## Records for this task
=-=-=

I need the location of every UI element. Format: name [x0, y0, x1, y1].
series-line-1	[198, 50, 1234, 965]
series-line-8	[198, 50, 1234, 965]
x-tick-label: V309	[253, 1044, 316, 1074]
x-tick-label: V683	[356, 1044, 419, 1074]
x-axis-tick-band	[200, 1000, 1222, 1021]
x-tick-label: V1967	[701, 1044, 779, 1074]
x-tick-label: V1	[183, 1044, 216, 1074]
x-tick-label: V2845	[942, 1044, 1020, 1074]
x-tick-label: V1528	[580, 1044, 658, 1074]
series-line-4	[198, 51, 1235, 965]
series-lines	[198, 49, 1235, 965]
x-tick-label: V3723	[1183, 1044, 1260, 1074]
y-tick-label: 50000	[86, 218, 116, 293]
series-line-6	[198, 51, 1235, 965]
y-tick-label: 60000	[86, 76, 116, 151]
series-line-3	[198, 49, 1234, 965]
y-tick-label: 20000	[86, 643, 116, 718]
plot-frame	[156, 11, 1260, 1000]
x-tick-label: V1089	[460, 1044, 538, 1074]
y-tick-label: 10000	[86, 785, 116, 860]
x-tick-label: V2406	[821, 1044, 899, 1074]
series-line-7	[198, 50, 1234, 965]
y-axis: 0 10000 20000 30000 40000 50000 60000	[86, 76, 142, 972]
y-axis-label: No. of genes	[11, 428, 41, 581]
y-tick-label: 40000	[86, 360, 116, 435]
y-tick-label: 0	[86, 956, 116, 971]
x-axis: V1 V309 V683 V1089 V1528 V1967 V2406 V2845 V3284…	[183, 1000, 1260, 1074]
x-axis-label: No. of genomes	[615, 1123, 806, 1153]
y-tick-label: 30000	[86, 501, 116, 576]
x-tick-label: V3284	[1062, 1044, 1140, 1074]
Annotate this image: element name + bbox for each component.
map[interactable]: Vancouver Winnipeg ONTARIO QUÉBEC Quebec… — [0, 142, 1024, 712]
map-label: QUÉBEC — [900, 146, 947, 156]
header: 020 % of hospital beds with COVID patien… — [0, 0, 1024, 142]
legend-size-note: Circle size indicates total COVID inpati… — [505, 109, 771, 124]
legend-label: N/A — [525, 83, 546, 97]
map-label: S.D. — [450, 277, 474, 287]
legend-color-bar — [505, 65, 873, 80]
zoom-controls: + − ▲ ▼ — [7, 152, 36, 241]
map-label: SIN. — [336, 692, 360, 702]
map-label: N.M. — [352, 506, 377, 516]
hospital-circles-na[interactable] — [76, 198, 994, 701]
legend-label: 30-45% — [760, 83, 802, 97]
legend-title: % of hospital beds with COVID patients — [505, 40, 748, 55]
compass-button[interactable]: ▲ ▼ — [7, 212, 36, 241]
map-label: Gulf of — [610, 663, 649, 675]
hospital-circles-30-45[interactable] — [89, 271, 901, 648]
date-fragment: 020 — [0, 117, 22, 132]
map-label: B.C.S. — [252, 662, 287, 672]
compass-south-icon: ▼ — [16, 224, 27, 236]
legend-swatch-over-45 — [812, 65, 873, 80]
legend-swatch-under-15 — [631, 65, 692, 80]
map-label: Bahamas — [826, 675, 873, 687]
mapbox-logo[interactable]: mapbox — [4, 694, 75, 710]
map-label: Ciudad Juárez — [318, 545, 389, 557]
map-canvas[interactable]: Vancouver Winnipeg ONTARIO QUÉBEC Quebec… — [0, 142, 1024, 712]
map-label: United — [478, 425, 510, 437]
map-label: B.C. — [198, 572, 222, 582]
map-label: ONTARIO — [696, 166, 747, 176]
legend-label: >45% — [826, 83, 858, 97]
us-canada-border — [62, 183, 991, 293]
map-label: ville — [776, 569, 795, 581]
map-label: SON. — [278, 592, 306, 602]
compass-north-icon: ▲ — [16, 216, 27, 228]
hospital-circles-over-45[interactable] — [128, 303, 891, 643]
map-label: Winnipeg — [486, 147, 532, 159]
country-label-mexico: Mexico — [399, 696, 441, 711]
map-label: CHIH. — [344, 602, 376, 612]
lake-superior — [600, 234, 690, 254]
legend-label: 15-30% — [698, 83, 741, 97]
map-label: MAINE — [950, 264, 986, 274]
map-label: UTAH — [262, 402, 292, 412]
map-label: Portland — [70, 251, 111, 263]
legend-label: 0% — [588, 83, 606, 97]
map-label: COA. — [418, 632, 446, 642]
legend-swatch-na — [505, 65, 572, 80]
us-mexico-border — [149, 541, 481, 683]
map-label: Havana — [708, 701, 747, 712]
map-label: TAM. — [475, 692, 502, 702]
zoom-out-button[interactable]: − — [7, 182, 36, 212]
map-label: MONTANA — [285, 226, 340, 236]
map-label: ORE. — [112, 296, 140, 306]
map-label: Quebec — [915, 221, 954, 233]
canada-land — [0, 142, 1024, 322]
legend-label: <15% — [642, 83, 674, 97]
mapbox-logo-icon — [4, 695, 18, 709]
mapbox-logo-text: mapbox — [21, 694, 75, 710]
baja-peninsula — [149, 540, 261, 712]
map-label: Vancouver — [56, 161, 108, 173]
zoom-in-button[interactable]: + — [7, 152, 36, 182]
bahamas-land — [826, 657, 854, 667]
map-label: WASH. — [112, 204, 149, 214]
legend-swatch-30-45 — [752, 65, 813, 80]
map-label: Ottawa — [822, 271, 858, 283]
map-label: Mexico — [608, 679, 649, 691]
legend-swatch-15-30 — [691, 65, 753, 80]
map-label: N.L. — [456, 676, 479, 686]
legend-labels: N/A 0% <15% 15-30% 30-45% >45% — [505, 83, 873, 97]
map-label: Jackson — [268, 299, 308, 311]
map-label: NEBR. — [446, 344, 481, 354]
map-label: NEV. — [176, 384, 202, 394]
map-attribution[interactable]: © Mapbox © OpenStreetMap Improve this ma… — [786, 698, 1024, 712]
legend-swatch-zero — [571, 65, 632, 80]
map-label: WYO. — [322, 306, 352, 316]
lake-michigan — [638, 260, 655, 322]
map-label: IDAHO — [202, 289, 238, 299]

=-=-=

## Problem description
Give back every line of the material, exactly as written.

## Exercise result
I need the location of every UI element. Format: name [x0, y0, x1, y1].
series-line-1	[198, 50, 1234, 965]
series-line-8	[198, 50, 1234, 965]
x-tick-label: V309	[253, 1044, 316, 1074]
x-tick-label: V683	[356, 1044, 419, 1074]
x-axis-tick-band	[200, 1000, 1222, 1021]
x-tick-label: V1967	[701, 1044, 779, 1074]
x-tick-label: V1	[183, 1044, 216, 1074]
x-tick-label: V2845	[942, 1044, 1020, 1074]
x-tick-label: V1528	[580, 1044, 658, 1074]
series-line-4	[198, 51, 1235, 965]
series-lines	[198, 49, 1235, 965]
x-tick-label: V3723	[1183, 1044, 1260, 1074]
y-tick-label: 50000	[86, 218, 116, 293]
series-line-6	[198, 51, 1235, 965]
y-tick-label: 60000	[86, 76, 116, 151]
series-line-3	[198, 49, 1234, 965]
y-tick-label: 20000	[86, 643, 116, 718]
plot-frame	[156, 11, 1260, 1000]
x-tick-label: V1089	[460, 1044, 538, 1074]
y-tick-label: 10000	[86, 785, 116, 860]
x-tick-label: V2406	[821, 1044, 899, 1074]
series-line-7	[198, 50, 1234, 965]
y-axis: 0 10000 20000 30000 40000 50000 60000	[86, 76, 142, 972]
y-axis-label: No. of genes	[11, 428, 41, 581]
y-tick-label: 40000	[86, 360, 116, 435]
y-tick-label: 0	[86, 956, 116, 971]
x-axis: V1 V309 V683 V1089 V1528 V1967 V2406 V2845 V3284…	[183, 1000, 1260, 1074]
x-axis-label: No. of genomes	[615, 1123, 806, 1153]
y-tick-label: 30000	[86, 501, 116, 576]
x-tick-label: V3284	[1062, 1044, 1140, 1074]
Annotate this image: element name + bbox for each component.
map[interactable]: Vancouver Winnipeg ONTARIO QUÉBEC Quebec… — [0, 142, 1024, 712]
map-label: QUÉBEC — [900, 146, 947, 156]
header: 020 % of hospital beds with COVID patien… — [0, 0, 1024, 142]
legend-size-note: Circle size indicates total COVID inpati… — [505, 109, 771, 124]
legend-label: N/A — [525, 83, 546, 97]
map-label: S.D. — [450, 277, 474, 287]
legend-color-bar — [505, 65, 873, 80]
zoom-controls: + − ▲ ▼ — [7, 152, 36, 241]
map-label: SIN. — [336, 692, 360, 702]
map-label: N.M. — [352, 506, 377, 516]
hospital-circles-na[interactable] — [76, 198, 994, 701]
legend-label: 30-45% — [760, 83, 802, 97]
legend-title: % of hospital beds with COVID patients — [505, 40, 748, 55]
compass-button[interactable]: ▲ ▼ — [7, 212, 36, 241]
map-label: Gulf of — [610, 663, 649, 675]
hospital-circles-30-45[interactable] — [89, 271, 901, 648]
date-fragment: 020 — [0, 117, 22, 132]
map-label: B.C.S. — [252, 662, 287, 672]
compass-south-icon: ▼ — [16, 224, 27, 236]
legend-swatch-over-45 — [812, 65, 873, 80]
legend-swatch-under-15 — [631, 65, 692, 80]
map-label: Bahamas — [826, 675, 873, 687]
mapbox-logo[interactable]: mapbox — [4, 694, 75, 710]
map-label: Ciudad Juárez — [318, 545, 389, 557]
map-canvas[interactable]: Vancouver Winnipeg ONTARIO QUÉBEC Quebec… — [0, 142, 1024, 712]
map-label: United — [478, 425, 510, 437]
map-label: B.C. — [198, 572, 222, 582]
map-label: ONTARIO — [696, 166, 747, 176]
legend-label: >45% — [826, 83, 858, 97]
us-canada-border — [62, 183, 991, 293]
map-label: ville — [776, 569, 795, 581]
map-label: SON. — [278, 592, 306, 602]
compass-north-icon: ▲ — [16, 216, 27, 228]
hospital-circles-over-45[interactable] — [128, 303, 891, 643]
map-label: Winnipeg — [486, 147, 532, 159]
country-label-mexico: Mexico — [399, 696, 441, 711]
map-label: CHIH. — [344, 602, 376, 612]
lake-superior — [600, 234, 690, 254]
legend-label: 15-30% — [698, 83, 741, 97]
map-label: MAINE — [950, 264, 986, 274]
map-label: UTAH — [262, 402, 292, 412]
map-label: Portland — [70, 251, 111, 263]
legend-label: 0% — [588, 83, 606, 97]
map-label: COA. — [418, 632, 446, 642]
legend-swatch-na — [505, 65, 572, 80]
us-mexico-border — [149, 541, 481, 683]
map-label: Havana — [708, 701, 747, 712]
map-label: TAM. — [475, 692, 502, 702]
zoom-out-button[interactable]: − — [7, 182, 36, 212]
map-label: MONTANA — [285, 226, 340, 236]
map-label: ORE. — [112, 296, 140, 306]
map-label: Quebec — [915, 221, 954, 233]
canada-land — [0, 142, 1024, 322]
legend-label: <15% — [642, 83, 674, 97]
mapbox-logo-icon — [4, 695, 18, 709]
mapbox-logo-text: mapbox — [21, 694, 75, 710]
baja-peninsula — [149, 540, 261, 712]
map-label: Vancouver — [56, 161, 108, 173]
zoom-in-button[interactable]: + — [7, 152, 36, 182]
bahamas-land — [826, 657, 854, 667]
map-label: WASH. — [112, 204, 149, 214]
legend-swatch-30-45 — [752, 65, 813, 80]
map-label: Ottawa — [822, 271, 858, 283]
map-label: Mexico — [608, 679, 649, 691]
legend-swatch-15-30 — [691, 65, 753, 80]
map-label: N.L. — [456, 676, 479, 686]
legend-labels: N/A 0% <15% 15-30% 30-45% >45% — [505, 83, 873, 97]
map-label: Jackson — [268, 299, 308, 311]
map-label: NEBR. — [446, 344, 481, 354]
map-label: NEV. — [176, 384, 202, 394]
map-attribution[interactable]: © Mapbox © OpenStreetMap Improve this ma… — [786, 698, 1024, 712]
legend-swatch-zero — [571, 65, 632, 80]
map-label: WYO. — [322, 306, 352, 316]
lake-michigan — [638, 260, 655, 322]
map-label: IDAHO — [202, 289, 238, 299]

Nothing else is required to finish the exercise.